Record set:
-----
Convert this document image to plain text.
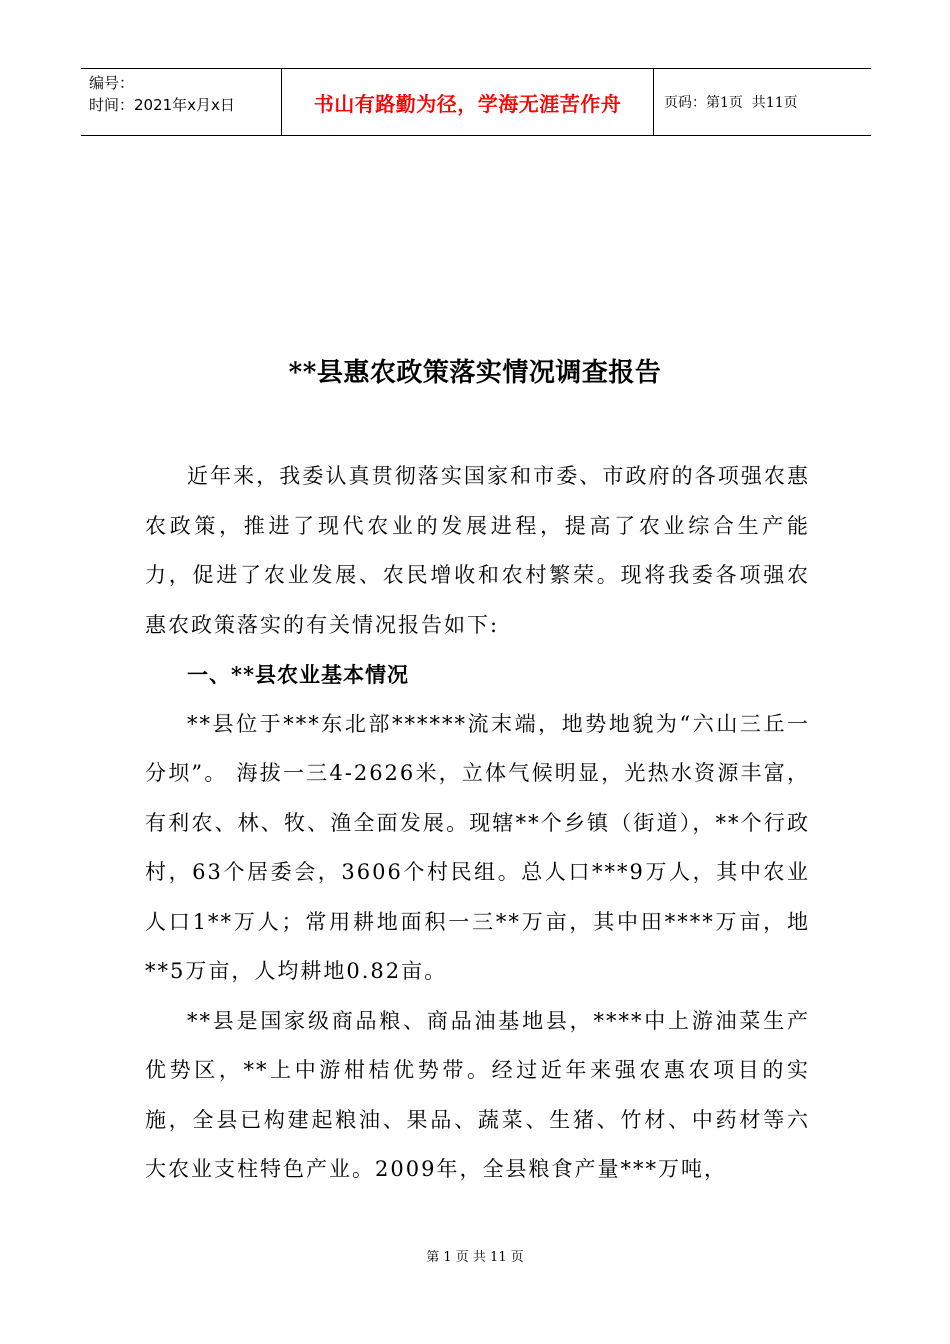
编号：
时间：2021年x月x日	书山有路勤为径，学海无涯苦作舟	页码：第1页  共11页
**县惠农政策落实情况调查报告

近年来，我委认真贯彻落实国家和市委、市政府的各项强农惠农政策，推进了现代农业的发展进程，提高了农业综合生产能力，促进了农业发展、农民增收和农村繁荣。现将我委各项强农惠农政策落实的有关情况报告如下:

一、**县农业基本情况

**县位于***东北部******流末端，地势地貌为“六山三丘一分坝”。 海拔一三4-2626米，立体气候明显，光热水资源丰富，有利农、林、牧、渔全面发展。现辖**个乡镇（街道），**个行政村，63个居委会，3606个村民组。总人口***9万人，其中农业人口1**万人；常用耕地面积一三**万亩，其中田****万亩，地**5万亩，人均耕地0.82亩。

**县是国家级商品粮、商品油基地县，****中上游油菜生产优势区，**上中游柑桔优势带。经过近年来强农惠农项目的实施，全县已构建起粮油、果品、蔬菜、生猪、竹材、中药材等六大农业支柱特色产业。2009年，全县粮食产量***万吨，

第 1 页 共 11 页
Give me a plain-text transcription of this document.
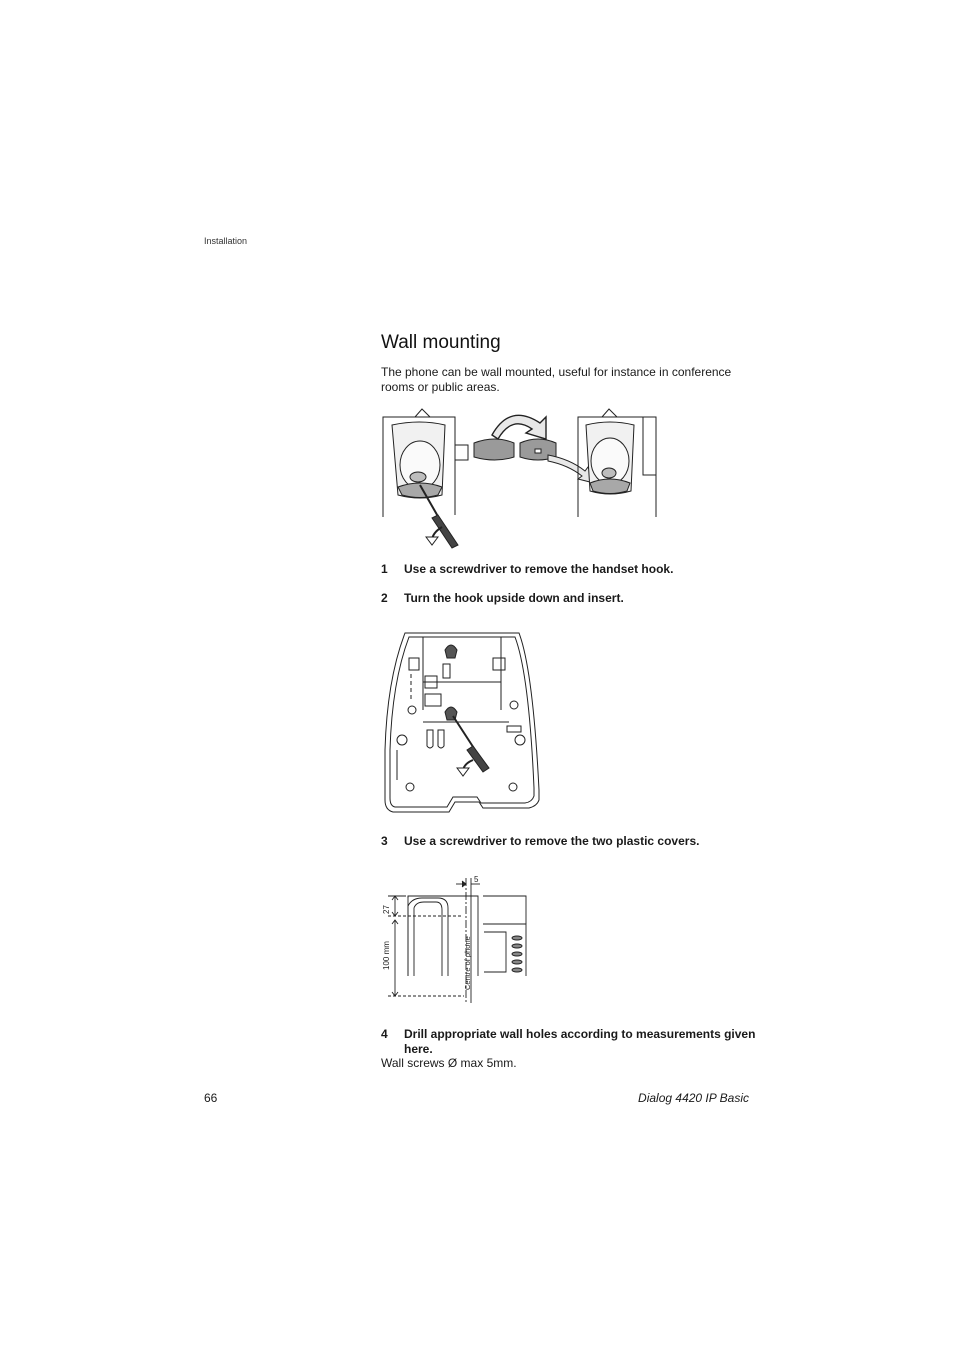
Installation
Wall mounting

The phone can be wall mounted, useful for instance in conference rooms or public areas.

1 Use a screwdriver to remove the handset hook.
2 Turn the hook upside down and insert.
3 Use a screwdriver to remove the two plastic covers.
5
27
100 mm	Centre of phone
4 Drill appropriate wall holes according to measurements given here.
Wall screws Ø max 5mm.
66	Dialog 4420 IP Basic
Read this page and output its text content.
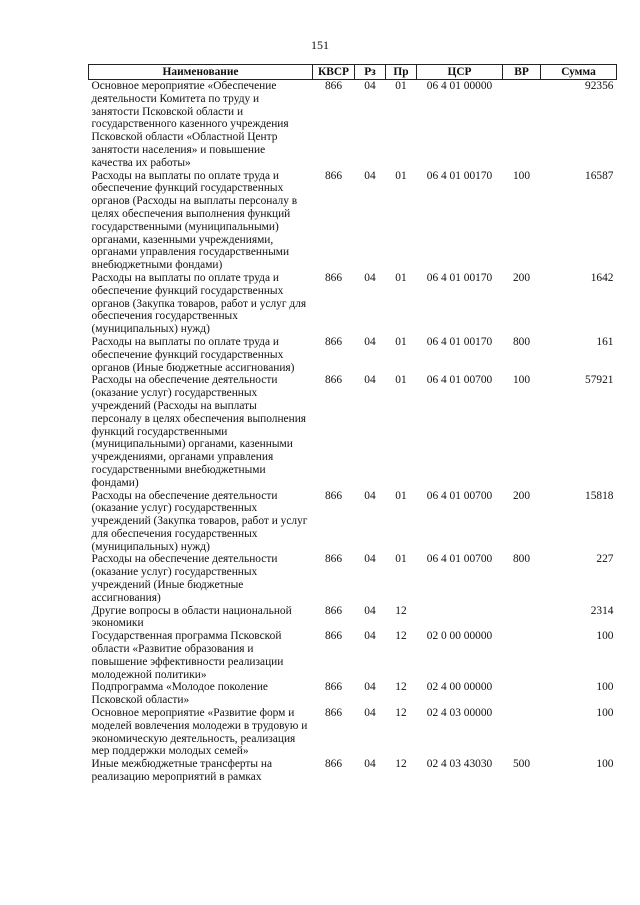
151
Наименование	КВСР	Рз	Пр	ЦСР	ВР	Сумма
Основное мероприятие «Обеспечение деятельности Комитета по труду и занятости Псковской области и государственного казенного учреждения Псковской области «Областной Центр занятости населения» и повышение качества их работы»	866	04	01	06 4 01 00000		92356
Расходы на выплаты по оплате труда и обеспечение функций государственных органов (Расходы на выплаты персоналу в целях обеспечения выполнения функций государственными (муниципальными) органами, казенными учреждениями, органами управления государственными внебюджетными фондами)	866	04	01	06 4 01 00170	100	16587
Расходы на выплаты по оплате труда и обеспечение функций государственных органов (Закупка товаров, работ и услуг для обеспечения государственных (муниципальных) нужд)	866	04	01	06 4 01 00170	200	1642
Расходы на выплаты по оплате труда и обеспечение функций государственных органов (Иные бюджетные ассигнования)	866	04	01	06 4 01 00170	800	161
Расходы на обеспечение деятельности (оказание услуг) государственных учреждений (Расходы на выплаты персоналу в целях обеспечения выполнения функций государственными (муниципальными) органами, казенными учреждениями, органами управления государственными внебюджетными фондами)	866	04	01	06 4 01 00700	100	57921
Расходы на обеспечение деятельности (оказание услуг) государственных учреждений (Закупка товаров, работ и услуг для обеспечения государственных (муниципальных) нужд)	866	04	01	06 4 01 00700	200	15818
Расходы на обеспечение деятельности (оказание услуг) государственных учреждений (Иные бюджетные ассигнования)	866	04	01	06 4 01 00700	800	227
Другие вопросы в области национальной экономики	866	04	12			2314
Государственная программа Псковской области «Развитие образования и повышение эффективности реализации молодежной политики»	866	04	12	02 0 00 00000		100
Подпрограмма «Молодое поколение Псковской области»	866	04	12	02 4 00 00000		100
Основное мероприятие «Развитие форм и моделей вовлечения молодежи в трудовую и экономическую деятельность, реализация мер поддержки молодых семей»	866	04	12	02 4 03 00000		100
Иные межбюджетные трансферты на реализацию мероприятий в рамках	866	04	12	02 4 03 43030	500	100
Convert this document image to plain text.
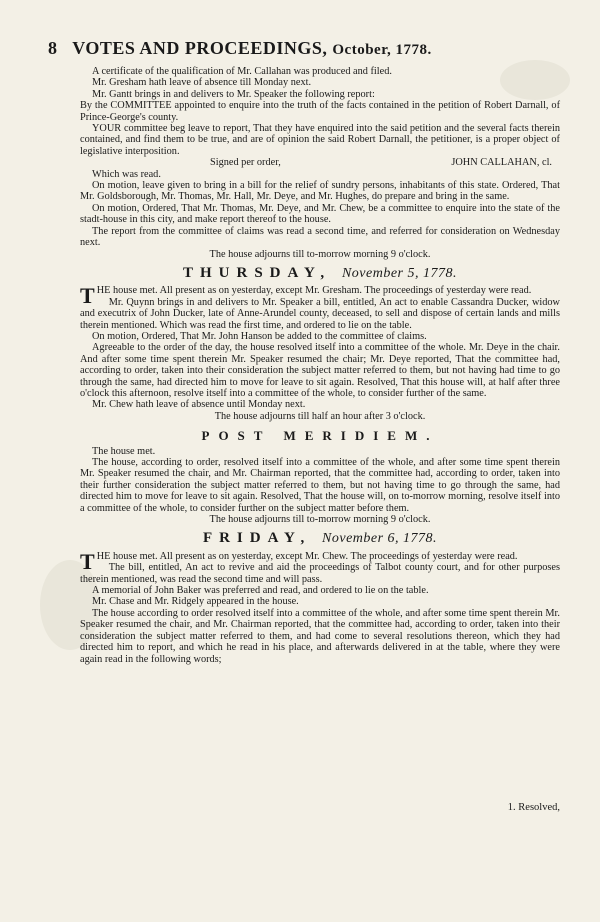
8 VOTES AND PROCEEDINGS, October, 1778.

A certificate of the qualification of Mr. Callahan was produced and filed.

Mr. Gresham hath leave of absence till Monday next.

Mr. Gantt brings in and delivers to Mr. Speaker the following report:

By the COMMITTEE appointed to enquire into the truth of the facts contained in the petition of Robert Darnall, of Prince-George's county.

YOUR committee beg leave to report, That they have enquired into the said petition and the several facts therein contained, and find them to be true, and are of opinion the said Robert Darnall, the petitioner, is a proper object of legislative interposition.

Signed per order,	JOHN CALLAHAN, cl.

Which was read.

On motion, leave given to bring in a bill for the relief of sundry persons, inhabitants of this state. Ordered, That Mr. Goldsborough, Mr. Thomas, Mr. Hall, Mr. Deye, and Mr. Hughes, do prepare and bring in the same.

On motion, Ordered, That Mr. Thomas, Mr. Deye, and Mr. Chew, be a committee to enquire into the state of the stadt-house in this city, and make report thereof to the house.

The report from the committee of claims was read a second time, and referred for consideration on Wednesday next.

The house adjourns till to-morrow morning 9 o'clock.

THURSDAY, November 5, 1778.

THE house met. All present as on yesterday, except Mr. Gresham. The proceedings of yesterday were read.

Mr. Quynn brings in and delivers to Mr. Speaker a bill, entitled, An act to enable Cassandra Ducker, widow and executrix of John Ducker, late of Anne-Arundel county, deceased, to sell and dispose of certain lands and mills therein mentioned. Which was read the first time, and ordered to lie on the table.

On motion, Ordered, That Mr. John Hanson be added to the committee of claims.

Agreeable to the order of the day, the house resolved itself into a committee of the whole. Mr. Deye in the chair. And after some time spent therein Mr. Speaker resumed the chair; Mr. Deye reported, That the committee had, according to order, taken into their consideration the subject matter referred to them, but not having had time to go through the same, had directed him to move for leave to sit again. Resolved, That this house will, at half after three o'clock this afternoon, resolve itself into a committee of the whole, to consider further of the same.

Mr. Chew hath leave of absence until Monday next.

The house adjourns till half an hour after 3 o'clock.

POST MERIDIEM.

The house met.

The house, according to order, resolved itself into a committee of the whole, and after some time spent therein Mr. Speaker resumed the chair, and Mr. Chairman reported, that the committee had, according to order, taken into their further consideration the subject matter referred to them, but not having time to go through the same, had directed him to move for leave to sit again. Resolved, That the house will, on to-morrow morning, resolve itself into a committee of the whole, to consider further on the subject matter before them.

The house adjourns till to-morrow morning 9 o'clock.

FRIDAY, November 6, 1778.

THE house met. All present as on yesterday, except Mr. Chew. The proceedings of yesterday were read.

The bill, entitled, An act to revive and aid the proceedings of Talbot county court, and for other purposes therein mentioned, was read the second time and will pass.

A memorial of John Baker was preferred and read, and ordered to lie on the table.

Mr. Chase and Mr. Ridgely appeared in the house.

The house according to order resolved itself into a committee of the whole, and after some time spent therein Mr. Speaker resumed the chair, and Mr. Chairman reported, that the committee had, according to order, taken into their consideration the subject matter referred to them, and had come to several resolutions thereon, which they had directed him to report, and which he read in his place, and afterwards delivered in at the table, where they were again read in the following words;

1. Resolved,
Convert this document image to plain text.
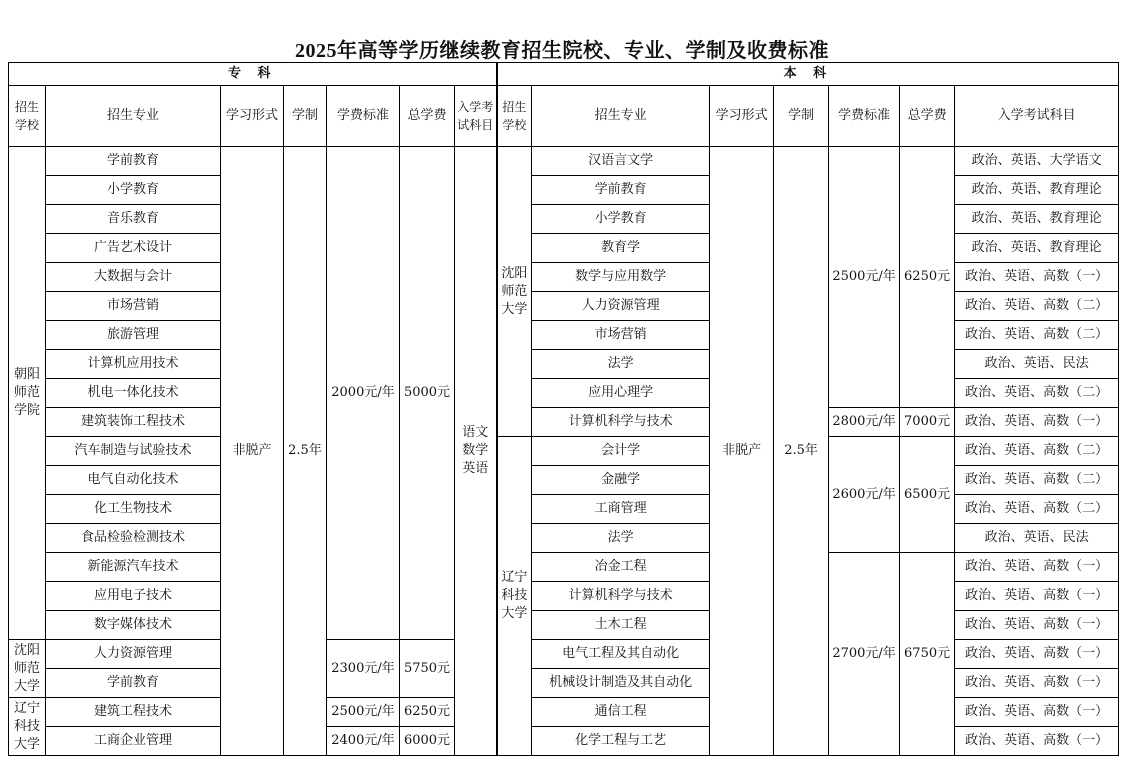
2025年高等学历继续教育招生院校、专业、学制及收费标准
专 科							本 科						
招生学校	招生专业	学习形式	学制	学费标准	总学费	入学考试科目	招生学校	招生专业	学习形式	学制	学费标准	总学费	入学考试科目
朝阳师范学院	学前教育	非脱产	2.5年	2000元/年	5000元	语文数学英语	沈阳师范大学	汉语言文学	非脱产	2.5年	2500元/年	6250元	政治、英语、大学语文
	小学教育							学前教育					政治、英语、教育理论
	音乐教育							小学教育					政治、英语、教育理论
	广告艺术设计							教育学					政治、英语、教育理论
	大数据与会计							数学与应用数学					政治、英语、高数（一）
	市场营销							人力资源管理					政治、英语、高数（二）
	旅游管理							市场营销					政治、英语、高数（二）
	计算机应用技术							法学					政治、英语、民法
	机电一体化技术							应用心理学					政治、英语、高数（二）
	建筑装饰工程技术							计算机科学与技术			2800元/年	7000元	政治、英语、高数（一）
	汽车制造与试验技术						辽宁科技大学	会计学			2600元/年	6500元	政治、英语、高数（二）
	电气自动化技术							金融学					政治、英语、高数（二）
	化工生物技术							工商管理					政治、英语、高数（二）
	食品检验检测技术							法学					政治、英语、民法
	新能源汽车技术							冶金工程			2700元/年	6750元	政治、英语、高数（一）
	应用电子技术							计算机科学与技术					政治、英语、高数（一）
	数字媒体技术							土木工程					政治、英语、高数（一）
沈阳师范大学	人力资源管理			2300元/年	5750元			电气工程及其自动化					政治、英语、高数（一）
	学前教育							机械设计制造及其自动化					政治、英语、高数（一）
辽宁科技大学	建筑工程技术			2500元/年	6250元			通信工程					政治、英语、高数（一）
	工商企业管理			2400元/年	6000元			化学工程与工艺					政治、英语、高数（一）
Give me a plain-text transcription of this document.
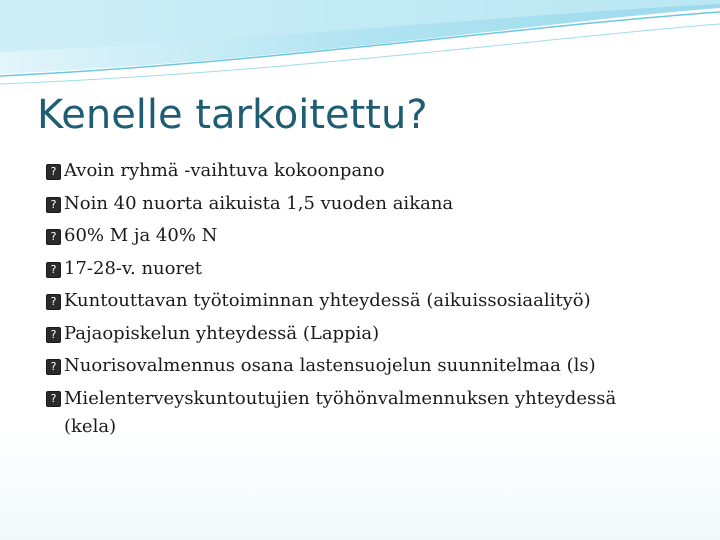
Kenelle tarkoitettu?
? Avoin ryhmä -vaihtuva kokoonpano
? Noin 40 nuorta aikuista 1,5 vuoden aikana
? 60% M ja 40% N
? 17-28-v. nuoret
? Kuntouttavan työtoiminnan yhteydessä (aikuissosiaalityö)
? Pajaopiskelun yhteydessä (Lappia)
? Nuorisovalmennus osana lastensuojelun suunnitelmaa (ls)
? Mielenterveyskuntoutujien työhönvalmennuksen yhteydessä (kela)
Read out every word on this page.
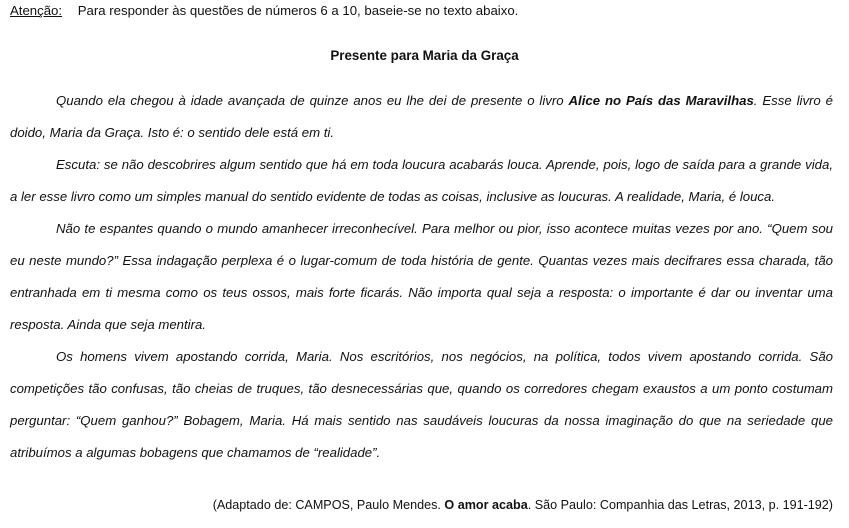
Atenção: Para responder às questões de números 6 a 10, baseie-se no texto abaixo.
Presente para Maria da Graça

Quando ela chegou à idade avançada de quinze anos eu lhe dei de presente o livro Alice no País das Maravilhas. Esse livro é doido, Maria da Graça. Isto é: o sentido dele está em ti.

Escuta: se não descobrires algum sentido que há em toda loucura acabarás louca. Aprende, pois, logo de saída para a grande vida, a ler esse livro como um simples manual do sentido evidente de todas as coisas, inclusive as loucuras. A realidade, Maria, é louca.

Não te espantes quando o mundo amanhecer irreconhecível. Para melhor ou pior, isso acontece muitas vezes por ano. “Quem sou eu neste mundo?” Essa indagação perplexa é o lugar-comum de toda história de gente. Quantas vezes mais decifrares essa charada, tão entranhada em ti mesma como os teus ossos, mais forte ficarás. Não importa qual seja a resposta: o importante é dar ou inventar uma resposta. Ainda que seja mentira.

Os homens vivem apostando corrida, Maria. Nos escritórios, nos negócios, na política, todos vivem apostando corrida. São competições tão confusas, tão cheias de truques, tão desnecessárias que, quando os corredores chegam exaustos a um ponto costumam perguntar: “Quem ganhou?” Bobagem, Maria. Há mais sentido nas saudáveis loucuras da nossa imaginação do que na seriedade que atribuímos a algumas bobagens que chamamos de “realidade”.

(Adaptado de: CAMPOS, Paulo Mendes. O amor acaba. São Paulo: Companhia das Letras, 2013, p. 191-192)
-----
Instructions to follow: Determine how many lines in the data above contain the string "clock". Give nothing except the number.

Answer to this task: 4